### THE PROBLEM
In the listing below, substitute "messaging-icon" for every "whatsapp-icon" from the line with "Detect and localize" to the line with "battery-level: 92% bbox=[461, 16, 490, 33]", and reproduce those lines with nothing else changed. Leave the picture out of your answer.

## Start DATA EXCERPTS

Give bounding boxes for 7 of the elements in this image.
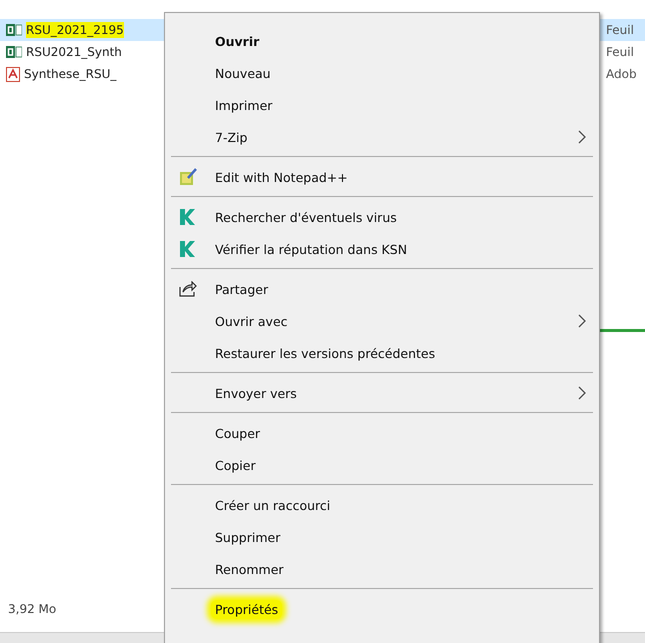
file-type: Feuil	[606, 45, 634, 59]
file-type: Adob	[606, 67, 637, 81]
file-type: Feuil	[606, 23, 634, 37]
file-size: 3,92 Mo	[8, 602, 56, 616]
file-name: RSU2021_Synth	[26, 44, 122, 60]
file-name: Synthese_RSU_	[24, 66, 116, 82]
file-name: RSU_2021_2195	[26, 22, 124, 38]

## End DATA EXCERPTS
## Start DATA EXCERPTS

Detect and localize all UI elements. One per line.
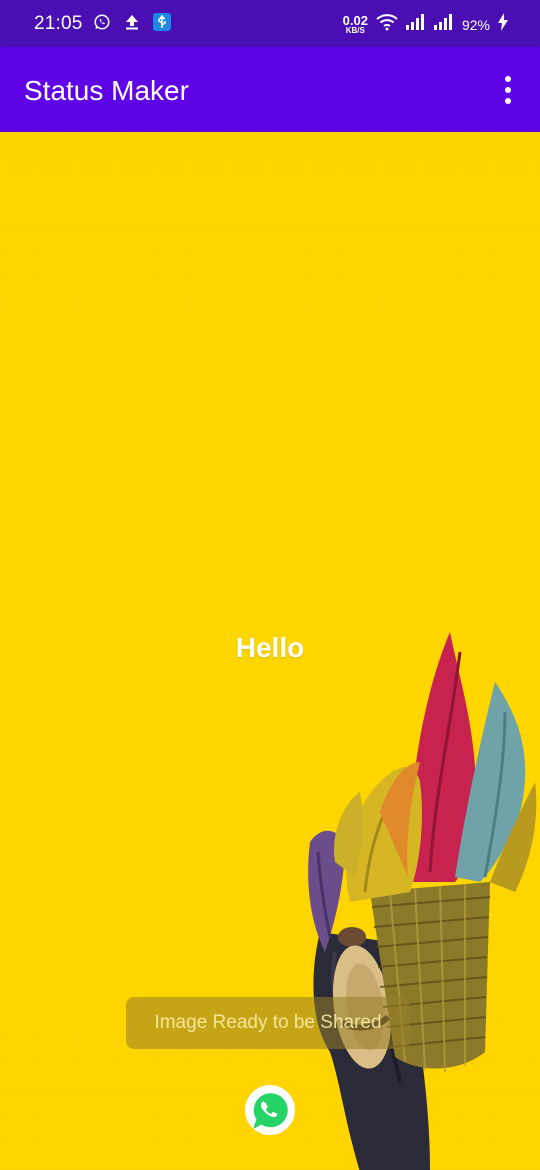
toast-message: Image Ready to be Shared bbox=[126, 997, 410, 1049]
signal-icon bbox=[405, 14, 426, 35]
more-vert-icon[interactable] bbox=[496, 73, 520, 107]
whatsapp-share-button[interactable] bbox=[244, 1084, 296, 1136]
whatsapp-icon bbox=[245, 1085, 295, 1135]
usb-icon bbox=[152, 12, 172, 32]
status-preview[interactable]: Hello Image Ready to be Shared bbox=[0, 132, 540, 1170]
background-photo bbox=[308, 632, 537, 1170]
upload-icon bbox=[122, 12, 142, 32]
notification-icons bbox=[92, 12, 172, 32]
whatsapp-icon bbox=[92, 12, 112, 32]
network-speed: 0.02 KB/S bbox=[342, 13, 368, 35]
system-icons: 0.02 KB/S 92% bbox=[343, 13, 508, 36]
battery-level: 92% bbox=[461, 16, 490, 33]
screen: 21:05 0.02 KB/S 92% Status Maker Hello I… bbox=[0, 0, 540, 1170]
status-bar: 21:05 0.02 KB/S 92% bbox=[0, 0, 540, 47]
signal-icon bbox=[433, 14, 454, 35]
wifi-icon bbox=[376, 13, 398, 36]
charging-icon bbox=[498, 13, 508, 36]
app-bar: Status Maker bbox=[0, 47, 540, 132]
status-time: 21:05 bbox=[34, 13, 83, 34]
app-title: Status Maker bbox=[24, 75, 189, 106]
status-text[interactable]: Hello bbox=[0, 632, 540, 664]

## End DATA EXCERPTS

### TASK RESULT
Detect and localize all UI elements. One per line.
toast-message: Image Ready to be Shared bbox=[126, 997, 410, 1049]
signal-icon bbox=[405, 14, 426, 35]
more-vert-icon[interactable] bbox=[496, 73, 520, 107]
whatsapp-share-button[interactable] bbox=[244, 1084, 296, 1136]
messaging-icon bbox=[245, 1085, 295, 1135]
usb-icon bbox=[152, 12, 172, 32]
status-preview[interactable]: Hello Image Ready to be Shared bbox=[0, 132, 540, 1170]
background-photo bbox=[308, 632, 537, 1170]
upload-icon bbox=[122, 12, 142, 32]
notification-icons bbox=[92, 12, 172, 32]
messaging-icon bbox=[92, 12, 112, 32]
network-speed: 0.02 KB/S bbox=[342, 13, 368, 35]
system-icons: 0.02 KB/S 92% bbox=[343, 13, 508, 36]
battery-level: 92% bbox=[461, 16, 490, 33]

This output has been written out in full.